Task directions
All lines in which the word "text" occurs are to be extracted.

============================================================

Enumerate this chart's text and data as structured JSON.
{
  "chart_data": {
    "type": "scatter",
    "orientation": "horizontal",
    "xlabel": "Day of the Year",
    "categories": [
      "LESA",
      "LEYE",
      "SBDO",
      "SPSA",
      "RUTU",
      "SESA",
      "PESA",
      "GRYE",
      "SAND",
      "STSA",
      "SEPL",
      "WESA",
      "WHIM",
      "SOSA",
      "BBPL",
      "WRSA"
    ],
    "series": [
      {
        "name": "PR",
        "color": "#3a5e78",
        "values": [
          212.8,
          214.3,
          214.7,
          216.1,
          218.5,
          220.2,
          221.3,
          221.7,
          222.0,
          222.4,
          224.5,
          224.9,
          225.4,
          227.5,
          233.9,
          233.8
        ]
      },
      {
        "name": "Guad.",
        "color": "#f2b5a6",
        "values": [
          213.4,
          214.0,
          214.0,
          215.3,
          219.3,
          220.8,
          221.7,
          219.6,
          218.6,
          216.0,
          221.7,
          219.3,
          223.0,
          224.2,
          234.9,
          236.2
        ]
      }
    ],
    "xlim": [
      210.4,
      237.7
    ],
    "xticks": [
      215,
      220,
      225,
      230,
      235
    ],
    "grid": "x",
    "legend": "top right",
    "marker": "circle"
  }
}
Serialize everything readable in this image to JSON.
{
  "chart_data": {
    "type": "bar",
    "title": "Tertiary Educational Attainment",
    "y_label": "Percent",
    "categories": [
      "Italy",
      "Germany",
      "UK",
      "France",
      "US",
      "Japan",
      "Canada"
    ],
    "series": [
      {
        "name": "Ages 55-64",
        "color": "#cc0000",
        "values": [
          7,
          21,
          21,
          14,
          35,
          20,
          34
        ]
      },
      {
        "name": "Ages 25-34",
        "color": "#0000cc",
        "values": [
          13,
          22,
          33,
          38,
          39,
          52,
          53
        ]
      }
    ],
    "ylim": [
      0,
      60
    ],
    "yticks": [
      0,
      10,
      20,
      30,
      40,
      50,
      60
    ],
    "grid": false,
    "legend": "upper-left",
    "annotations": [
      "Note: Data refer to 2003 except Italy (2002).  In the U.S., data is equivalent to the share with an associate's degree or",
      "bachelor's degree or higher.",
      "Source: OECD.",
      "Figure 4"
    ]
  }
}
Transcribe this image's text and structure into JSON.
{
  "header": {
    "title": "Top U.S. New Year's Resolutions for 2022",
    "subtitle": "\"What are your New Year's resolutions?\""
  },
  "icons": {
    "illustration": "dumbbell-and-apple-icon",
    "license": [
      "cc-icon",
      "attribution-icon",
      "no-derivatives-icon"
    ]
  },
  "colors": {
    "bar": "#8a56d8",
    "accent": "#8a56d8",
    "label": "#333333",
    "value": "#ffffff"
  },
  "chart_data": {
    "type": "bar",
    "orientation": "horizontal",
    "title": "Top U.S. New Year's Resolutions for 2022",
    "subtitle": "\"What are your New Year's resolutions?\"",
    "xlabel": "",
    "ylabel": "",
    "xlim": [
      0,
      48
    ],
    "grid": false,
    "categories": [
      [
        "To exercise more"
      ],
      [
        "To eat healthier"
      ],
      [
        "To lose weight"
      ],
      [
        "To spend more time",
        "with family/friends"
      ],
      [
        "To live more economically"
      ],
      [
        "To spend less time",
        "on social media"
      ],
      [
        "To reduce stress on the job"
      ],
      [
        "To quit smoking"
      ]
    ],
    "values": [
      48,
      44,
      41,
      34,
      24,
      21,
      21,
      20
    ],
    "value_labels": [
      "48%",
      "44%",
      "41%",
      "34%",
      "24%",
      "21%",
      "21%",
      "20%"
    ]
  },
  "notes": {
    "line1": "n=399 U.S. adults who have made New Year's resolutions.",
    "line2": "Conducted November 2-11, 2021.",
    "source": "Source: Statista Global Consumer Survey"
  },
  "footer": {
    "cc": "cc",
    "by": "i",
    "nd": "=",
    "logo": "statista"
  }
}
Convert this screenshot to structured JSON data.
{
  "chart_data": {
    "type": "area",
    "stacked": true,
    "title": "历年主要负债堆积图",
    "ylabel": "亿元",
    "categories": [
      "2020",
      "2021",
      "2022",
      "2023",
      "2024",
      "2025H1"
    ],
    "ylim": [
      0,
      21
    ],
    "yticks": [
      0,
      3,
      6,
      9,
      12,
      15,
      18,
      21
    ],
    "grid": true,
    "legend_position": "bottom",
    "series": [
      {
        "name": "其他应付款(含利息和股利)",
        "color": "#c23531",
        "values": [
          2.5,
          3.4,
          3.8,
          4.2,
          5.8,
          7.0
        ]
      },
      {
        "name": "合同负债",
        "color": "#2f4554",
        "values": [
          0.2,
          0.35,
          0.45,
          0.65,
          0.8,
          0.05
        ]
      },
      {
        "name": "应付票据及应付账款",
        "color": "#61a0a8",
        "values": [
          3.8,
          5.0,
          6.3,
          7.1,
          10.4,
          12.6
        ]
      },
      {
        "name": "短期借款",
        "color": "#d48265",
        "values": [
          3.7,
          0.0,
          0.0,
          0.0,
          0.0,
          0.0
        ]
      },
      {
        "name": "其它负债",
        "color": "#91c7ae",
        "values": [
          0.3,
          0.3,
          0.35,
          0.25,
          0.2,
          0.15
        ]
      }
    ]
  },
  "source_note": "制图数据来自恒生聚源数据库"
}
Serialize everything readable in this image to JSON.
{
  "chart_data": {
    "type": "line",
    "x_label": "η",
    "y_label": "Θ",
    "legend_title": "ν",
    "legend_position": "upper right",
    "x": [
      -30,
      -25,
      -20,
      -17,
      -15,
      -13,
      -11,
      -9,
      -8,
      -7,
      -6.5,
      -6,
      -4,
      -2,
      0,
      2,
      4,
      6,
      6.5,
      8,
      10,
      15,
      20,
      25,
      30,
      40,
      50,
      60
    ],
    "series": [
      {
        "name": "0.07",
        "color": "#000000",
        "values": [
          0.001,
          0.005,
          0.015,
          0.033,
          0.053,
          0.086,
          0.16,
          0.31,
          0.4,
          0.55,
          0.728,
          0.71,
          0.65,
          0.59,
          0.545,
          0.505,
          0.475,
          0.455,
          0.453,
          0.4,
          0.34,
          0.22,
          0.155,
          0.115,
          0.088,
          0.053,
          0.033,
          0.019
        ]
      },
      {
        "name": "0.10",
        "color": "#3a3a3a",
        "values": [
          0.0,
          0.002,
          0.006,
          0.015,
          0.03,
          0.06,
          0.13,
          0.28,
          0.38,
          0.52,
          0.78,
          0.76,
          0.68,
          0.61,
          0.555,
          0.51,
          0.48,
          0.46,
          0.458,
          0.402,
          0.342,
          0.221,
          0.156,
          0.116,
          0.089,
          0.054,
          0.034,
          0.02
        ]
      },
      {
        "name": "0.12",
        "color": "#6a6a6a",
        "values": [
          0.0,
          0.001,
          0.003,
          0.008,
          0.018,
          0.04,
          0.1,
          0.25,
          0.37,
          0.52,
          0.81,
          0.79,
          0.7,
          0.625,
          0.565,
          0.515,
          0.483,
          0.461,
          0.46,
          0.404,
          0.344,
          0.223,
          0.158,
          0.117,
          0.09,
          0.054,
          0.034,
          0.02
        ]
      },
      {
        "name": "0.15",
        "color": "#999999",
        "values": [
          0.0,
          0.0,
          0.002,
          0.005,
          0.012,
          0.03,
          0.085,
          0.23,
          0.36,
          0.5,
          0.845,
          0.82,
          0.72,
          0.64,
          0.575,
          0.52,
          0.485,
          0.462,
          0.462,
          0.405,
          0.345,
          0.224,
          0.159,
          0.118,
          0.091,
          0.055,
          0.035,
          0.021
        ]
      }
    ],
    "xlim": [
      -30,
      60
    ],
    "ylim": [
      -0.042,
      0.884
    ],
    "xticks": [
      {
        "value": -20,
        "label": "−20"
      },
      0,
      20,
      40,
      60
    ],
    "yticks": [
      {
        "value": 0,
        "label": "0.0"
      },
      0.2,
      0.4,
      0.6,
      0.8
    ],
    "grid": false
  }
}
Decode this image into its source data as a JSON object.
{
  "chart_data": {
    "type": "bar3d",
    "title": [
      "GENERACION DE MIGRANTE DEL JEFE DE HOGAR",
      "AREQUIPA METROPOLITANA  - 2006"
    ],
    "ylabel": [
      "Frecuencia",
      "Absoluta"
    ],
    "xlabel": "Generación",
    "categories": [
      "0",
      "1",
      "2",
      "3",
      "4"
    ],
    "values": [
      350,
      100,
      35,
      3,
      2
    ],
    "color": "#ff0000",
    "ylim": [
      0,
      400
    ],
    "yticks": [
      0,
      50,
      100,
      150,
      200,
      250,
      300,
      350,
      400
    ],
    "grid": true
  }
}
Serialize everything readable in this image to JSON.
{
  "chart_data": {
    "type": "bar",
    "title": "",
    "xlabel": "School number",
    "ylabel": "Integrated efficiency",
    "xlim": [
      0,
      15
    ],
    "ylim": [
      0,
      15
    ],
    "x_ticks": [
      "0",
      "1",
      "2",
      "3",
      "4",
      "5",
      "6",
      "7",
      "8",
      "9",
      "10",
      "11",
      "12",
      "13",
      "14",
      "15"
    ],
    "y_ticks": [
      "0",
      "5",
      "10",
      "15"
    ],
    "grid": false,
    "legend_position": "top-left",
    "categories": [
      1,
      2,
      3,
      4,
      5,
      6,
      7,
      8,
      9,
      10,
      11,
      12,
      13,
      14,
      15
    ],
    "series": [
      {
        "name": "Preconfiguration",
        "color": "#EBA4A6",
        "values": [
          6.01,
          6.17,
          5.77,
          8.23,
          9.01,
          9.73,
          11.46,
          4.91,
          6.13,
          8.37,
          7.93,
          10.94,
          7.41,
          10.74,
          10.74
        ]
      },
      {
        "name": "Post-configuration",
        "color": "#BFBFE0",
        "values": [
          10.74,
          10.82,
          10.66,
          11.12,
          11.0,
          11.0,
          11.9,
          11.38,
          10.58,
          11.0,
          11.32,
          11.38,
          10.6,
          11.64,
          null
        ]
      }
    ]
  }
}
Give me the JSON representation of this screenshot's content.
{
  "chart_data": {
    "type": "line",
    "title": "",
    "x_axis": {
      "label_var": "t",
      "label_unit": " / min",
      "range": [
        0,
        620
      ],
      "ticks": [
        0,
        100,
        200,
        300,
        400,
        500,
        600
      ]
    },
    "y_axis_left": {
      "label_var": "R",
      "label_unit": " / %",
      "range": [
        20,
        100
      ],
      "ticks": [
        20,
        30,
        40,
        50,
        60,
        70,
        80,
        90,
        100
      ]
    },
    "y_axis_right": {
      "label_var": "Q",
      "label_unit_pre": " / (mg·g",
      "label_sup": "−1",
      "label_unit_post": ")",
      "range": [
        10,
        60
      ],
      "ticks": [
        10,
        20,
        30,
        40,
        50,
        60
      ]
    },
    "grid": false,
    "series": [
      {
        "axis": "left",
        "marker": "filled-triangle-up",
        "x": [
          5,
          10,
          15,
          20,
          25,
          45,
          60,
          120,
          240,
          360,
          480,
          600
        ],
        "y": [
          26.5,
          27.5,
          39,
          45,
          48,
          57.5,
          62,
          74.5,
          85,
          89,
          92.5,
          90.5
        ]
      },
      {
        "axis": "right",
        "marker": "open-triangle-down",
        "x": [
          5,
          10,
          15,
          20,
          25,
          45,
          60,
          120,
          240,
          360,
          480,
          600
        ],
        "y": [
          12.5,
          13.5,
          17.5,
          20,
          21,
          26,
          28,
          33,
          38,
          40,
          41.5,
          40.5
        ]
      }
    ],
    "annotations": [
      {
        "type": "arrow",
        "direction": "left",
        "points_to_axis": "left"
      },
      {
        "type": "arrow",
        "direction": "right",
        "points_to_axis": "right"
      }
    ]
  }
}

============================================================

Task solution
Enumerate this chart's text and data as structured JSON.
Transcribe this image's text and structure into JSON.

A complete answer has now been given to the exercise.